[Dataset items]
◇ ◇ ◇ ◇ ◇
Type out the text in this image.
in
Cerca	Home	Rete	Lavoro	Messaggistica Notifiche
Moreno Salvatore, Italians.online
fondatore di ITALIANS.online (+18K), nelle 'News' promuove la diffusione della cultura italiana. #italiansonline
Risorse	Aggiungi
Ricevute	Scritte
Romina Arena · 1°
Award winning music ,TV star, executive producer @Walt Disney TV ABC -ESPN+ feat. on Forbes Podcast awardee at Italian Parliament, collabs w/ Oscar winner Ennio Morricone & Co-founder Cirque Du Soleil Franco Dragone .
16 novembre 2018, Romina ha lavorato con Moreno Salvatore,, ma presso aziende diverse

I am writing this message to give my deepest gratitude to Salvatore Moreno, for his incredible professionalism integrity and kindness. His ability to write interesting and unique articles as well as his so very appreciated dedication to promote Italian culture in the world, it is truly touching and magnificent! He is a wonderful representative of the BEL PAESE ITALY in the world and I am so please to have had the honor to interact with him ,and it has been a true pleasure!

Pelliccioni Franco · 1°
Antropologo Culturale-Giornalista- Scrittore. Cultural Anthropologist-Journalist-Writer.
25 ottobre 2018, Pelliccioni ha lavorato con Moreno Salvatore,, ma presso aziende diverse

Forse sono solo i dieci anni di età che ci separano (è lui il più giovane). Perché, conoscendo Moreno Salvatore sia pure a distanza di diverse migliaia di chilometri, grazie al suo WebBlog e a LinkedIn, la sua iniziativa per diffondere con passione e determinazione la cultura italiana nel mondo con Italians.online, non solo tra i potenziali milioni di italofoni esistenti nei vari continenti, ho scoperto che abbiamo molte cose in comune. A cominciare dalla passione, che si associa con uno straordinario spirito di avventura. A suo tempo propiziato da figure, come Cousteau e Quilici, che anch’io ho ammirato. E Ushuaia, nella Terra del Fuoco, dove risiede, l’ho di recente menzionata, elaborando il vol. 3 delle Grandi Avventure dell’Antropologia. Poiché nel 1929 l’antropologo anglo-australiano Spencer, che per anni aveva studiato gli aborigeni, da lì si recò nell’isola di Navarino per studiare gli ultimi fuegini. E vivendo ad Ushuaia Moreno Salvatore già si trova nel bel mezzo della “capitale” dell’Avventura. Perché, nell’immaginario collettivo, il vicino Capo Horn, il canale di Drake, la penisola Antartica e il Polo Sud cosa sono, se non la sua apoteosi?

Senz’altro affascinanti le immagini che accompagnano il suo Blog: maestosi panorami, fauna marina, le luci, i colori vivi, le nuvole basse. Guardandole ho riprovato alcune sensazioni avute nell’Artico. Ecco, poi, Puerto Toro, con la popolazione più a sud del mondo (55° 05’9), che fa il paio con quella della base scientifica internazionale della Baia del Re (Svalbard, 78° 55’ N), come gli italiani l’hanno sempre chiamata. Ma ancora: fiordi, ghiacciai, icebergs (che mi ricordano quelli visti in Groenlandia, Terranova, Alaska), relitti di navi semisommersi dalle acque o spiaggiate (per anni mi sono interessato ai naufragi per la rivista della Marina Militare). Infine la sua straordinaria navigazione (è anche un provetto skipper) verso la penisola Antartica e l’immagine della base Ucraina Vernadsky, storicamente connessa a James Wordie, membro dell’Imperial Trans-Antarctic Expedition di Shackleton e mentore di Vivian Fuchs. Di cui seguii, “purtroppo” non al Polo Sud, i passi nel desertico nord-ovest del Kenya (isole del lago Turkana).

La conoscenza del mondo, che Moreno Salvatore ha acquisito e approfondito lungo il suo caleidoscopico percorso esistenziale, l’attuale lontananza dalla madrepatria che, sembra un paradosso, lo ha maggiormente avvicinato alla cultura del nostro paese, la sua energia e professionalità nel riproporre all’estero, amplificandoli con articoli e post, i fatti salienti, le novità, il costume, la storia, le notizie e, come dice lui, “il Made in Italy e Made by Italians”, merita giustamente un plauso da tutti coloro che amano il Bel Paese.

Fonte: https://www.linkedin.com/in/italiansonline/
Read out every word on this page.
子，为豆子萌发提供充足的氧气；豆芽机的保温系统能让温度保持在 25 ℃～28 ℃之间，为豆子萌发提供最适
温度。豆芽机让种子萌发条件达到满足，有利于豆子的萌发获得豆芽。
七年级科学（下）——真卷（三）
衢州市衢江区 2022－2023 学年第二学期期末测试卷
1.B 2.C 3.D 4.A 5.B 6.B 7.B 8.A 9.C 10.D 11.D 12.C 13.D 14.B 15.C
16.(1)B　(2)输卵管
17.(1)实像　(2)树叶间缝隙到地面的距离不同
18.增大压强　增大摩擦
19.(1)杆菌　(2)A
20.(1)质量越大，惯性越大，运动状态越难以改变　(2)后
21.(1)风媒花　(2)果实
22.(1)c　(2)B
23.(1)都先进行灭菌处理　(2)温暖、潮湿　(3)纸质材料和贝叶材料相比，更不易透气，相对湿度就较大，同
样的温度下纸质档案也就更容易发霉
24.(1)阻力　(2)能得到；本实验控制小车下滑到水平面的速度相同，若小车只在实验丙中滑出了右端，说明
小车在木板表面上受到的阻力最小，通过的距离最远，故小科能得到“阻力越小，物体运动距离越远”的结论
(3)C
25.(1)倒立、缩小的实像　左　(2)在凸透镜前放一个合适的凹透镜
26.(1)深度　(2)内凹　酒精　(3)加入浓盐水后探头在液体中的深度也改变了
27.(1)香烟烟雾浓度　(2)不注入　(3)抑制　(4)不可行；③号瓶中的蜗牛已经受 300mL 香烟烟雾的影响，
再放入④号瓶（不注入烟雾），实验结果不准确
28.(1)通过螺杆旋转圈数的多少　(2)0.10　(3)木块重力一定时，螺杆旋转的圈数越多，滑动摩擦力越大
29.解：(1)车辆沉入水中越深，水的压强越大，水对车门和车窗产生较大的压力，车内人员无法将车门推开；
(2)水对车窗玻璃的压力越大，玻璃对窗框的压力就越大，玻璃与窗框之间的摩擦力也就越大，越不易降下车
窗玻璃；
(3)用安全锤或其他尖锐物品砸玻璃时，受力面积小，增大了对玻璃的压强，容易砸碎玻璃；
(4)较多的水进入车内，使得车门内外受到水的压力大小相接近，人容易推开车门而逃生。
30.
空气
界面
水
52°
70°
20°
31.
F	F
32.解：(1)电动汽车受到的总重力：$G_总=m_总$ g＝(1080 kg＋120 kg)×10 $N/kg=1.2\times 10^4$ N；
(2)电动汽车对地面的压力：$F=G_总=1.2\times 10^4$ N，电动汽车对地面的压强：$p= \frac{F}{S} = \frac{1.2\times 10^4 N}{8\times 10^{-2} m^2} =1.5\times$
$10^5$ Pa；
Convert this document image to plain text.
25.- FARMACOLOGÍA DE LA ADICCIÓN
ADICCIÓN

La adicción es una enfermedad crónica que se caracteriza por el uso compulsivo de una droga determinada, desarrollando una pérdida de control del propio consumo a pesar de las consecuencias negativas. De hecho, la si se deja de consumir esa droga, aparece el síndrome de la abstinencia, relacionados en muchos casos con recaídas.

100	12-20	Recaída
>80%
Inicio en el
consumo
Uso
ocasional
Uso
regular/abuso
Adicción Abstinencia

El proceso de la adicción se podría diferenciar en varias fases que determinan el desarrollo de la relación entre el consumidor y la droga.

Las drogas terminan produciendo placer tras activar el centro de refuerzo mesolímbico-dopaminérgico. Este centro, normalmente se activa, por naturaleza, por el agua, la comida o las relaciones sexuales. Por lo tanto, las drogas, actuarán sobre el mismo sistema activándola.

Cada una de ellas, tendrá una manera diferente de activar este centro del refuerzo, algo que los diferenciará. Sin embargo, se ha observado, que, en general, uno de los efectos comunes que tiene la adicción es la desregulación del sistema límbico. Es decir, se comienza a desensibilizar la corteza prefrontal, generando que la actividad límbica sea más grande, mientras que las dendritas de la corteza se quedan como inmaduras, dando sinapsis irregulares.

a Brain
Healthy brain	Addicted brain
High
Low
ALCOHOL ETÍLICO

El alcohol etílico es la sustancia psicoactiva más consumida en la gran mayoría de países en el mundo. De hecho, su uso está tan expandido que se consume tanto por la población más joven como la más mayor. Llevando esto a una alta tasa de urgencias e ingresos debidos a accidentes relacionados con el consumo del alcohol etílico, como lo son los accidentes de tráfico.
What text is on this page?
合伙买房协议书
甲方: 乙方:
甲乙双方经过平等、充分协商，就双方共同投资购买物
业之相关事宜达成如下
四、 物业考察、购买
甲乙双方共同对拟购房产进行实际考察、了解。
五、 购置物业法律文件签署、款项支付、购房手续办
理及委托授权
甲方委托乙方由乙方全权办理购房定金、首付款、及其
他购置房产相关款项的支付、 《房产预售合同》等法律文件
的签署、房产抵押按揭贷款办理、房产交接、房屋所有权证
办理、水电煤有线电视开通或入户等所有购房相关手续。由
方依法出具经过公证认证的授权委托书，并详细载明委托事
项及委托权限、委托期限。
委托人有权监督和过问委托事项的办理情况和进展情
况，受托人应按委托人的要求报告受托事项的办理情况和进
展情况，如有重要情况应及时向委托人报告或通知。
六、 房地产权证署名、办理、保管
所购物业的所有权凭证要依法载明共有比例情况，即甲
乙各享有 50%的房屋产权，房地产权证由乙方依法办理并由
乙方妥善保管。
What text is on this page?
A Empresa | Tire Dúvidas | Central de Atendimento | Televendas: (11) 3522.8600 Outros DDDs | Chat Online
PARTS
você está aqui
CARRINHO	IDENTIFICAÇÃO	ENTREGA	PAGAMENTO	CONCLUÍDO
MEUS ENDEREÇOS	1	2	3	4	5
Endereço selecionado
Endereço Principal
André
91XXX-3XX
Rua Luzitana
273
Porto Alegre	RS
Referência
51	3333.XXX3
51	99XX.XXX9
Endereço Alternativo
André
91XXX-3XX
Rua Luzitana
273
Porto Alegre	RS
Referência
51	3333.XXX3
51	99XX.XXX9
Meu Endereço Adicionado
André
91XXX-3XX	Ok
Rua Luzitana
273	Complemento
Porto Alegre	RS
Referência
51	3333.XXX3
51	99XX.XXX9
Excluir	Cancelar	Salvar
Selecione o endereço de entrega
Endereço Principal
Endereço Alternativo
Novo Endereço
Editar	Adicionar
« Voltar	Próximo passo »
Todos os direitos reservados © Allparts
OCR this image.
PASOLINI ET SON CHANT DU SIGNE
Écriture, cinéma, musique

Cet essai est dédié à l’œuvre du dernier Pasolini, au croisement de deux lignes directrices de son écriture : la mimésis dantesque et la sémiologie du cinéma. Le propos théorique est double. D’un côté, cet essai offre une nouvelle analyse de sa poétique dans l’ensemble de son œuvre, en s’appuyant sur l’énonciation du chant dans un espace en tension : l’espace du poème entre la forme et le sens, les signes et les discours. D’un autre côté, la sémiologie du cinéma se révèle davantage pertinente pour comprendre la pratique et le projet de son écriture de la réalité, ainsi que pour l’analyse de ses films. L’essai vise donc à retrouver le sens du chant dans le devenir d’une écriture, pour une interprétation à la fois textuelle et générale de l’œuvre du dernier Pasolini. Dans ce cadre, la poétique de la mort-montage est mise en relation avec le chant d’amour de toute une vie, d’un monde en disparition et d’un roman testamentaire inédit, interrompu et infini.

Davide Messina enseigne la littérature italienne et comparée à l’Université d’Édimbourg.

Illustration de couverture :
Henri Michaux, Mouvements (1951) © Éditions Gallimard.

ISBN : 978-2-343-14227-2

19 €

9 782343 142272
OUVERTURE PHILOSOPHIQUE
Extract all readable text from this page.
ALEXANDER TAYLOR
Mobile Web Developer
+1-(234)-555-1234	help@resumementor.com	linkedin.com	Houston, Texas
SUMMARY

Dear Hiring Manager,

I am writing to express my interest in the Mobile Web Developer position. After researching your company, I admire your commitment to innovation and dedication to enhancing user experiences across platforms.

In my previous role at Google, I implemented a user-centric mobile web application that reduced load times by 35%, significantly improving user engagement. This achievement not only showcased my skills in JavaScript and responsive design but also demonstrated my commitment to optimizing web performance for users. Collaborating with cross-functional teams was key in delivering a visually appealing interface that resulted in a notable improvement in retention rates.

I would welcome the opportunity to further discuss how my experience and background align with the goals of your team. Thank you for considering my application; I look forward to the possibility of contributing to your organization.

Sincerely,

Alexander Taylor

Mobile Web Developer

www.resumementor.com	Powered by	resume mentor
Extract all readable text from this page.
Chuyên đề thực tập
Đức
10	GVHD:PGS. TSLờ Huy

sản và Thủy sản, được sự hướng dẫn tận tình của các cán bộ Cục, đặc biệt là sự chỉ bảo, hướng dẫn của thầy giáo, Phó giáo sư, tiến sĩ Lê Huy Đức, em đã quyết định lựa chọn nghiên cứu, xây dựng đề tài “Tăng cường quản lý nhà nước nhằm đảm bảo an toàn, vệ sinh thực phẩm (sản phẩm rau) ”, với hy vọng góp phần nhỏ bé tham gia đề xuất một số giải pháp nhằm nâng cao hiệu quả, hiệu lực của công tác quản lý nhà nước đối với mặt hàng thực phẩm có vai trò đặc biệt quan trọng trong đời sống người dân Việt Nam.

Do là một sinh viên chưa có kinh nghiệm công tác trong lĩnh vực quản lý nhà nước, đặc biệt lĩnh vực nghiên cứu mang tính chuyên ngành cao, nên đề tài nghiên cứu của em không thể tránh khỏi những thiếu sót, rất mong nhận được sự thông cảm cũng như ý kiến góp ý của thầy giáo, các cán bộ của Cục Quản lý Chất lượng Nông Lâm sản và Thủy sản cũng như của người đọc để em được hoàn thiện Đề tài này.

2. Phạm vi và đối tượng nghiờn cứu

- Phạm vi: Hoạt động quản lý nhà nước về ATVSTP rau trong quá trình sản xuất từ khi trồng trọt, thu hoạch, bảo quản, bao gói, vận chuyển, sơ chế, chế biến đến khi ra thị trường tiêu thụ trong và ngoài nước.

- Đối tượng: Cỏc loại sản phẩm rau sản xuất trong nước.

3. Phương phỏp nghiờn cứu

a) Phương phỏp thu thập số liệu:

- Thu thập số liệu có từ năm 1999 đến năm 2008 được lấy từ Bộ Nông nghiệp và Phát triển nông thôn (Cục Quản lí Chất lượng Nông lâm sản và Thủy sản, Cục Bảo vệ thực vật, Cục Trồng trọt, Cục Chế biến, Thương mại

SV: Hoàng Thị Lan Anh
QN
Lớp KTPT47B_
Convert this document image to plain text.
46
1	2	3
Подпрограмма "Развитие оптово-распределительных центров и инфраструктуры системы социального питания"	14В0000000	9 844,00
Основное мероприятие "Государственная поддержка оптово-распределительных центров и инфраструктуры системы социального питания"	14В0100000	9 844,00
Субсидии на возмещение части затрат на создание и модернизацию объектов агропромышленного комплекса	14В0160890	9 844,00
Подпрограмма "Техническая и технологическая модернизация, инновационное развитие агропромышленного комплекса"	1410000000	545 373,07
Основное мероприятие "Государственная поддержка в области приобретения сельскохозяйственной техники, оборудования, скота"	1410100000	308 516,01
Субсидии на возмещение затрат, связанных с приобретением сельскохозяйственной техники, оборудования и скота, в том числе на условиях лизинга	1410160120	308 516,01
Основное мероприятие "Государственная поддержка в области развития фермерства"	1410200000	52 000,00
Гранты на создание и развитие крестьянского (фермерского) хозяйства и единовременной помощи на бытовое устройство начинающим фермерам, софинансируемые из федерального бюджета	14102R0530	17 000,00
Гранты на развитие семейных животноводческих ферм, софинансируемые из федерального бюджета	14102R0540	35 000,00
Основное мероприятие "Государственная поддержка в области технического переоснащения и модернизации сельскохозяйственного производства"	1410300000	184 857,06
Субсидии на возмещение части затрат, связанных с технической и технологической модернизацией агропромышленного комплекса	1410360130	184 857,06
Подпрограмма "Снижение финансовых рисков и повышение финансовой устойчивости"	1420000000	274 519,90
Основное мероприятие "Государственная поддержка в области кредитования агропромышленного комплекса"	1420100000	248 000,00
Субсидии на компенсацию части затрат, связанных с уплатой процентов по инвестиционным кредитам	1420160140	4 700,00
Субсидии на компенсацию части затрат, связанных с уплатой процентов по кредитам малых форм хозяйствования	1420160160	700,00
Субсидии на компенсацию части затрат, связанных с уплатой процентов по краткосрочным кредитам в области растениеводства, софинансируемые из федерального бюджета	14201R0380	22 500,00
◇ ◇ ◇ ◇ ◇
WORK TO DO:
Using the records above, gather all lines where the string "кредитам" is present.

FULL OUTPUT:
Субсидии на компенсацию части затрат, связанных с уплатой процентов по инвестиционным кредитам	1420160140	4 700,00
Субсидии на компенсацию части затрат, связанных с уплатой процентов по кредитам малых форм хозяйствования	1420160160	700,00
Субсидии на компенсацию части затрат, связанных с уплатой процентов по краткосрочным кредитам в области растениеводства, софинансируемые из федерального бюджета	14201R0380	22 500,00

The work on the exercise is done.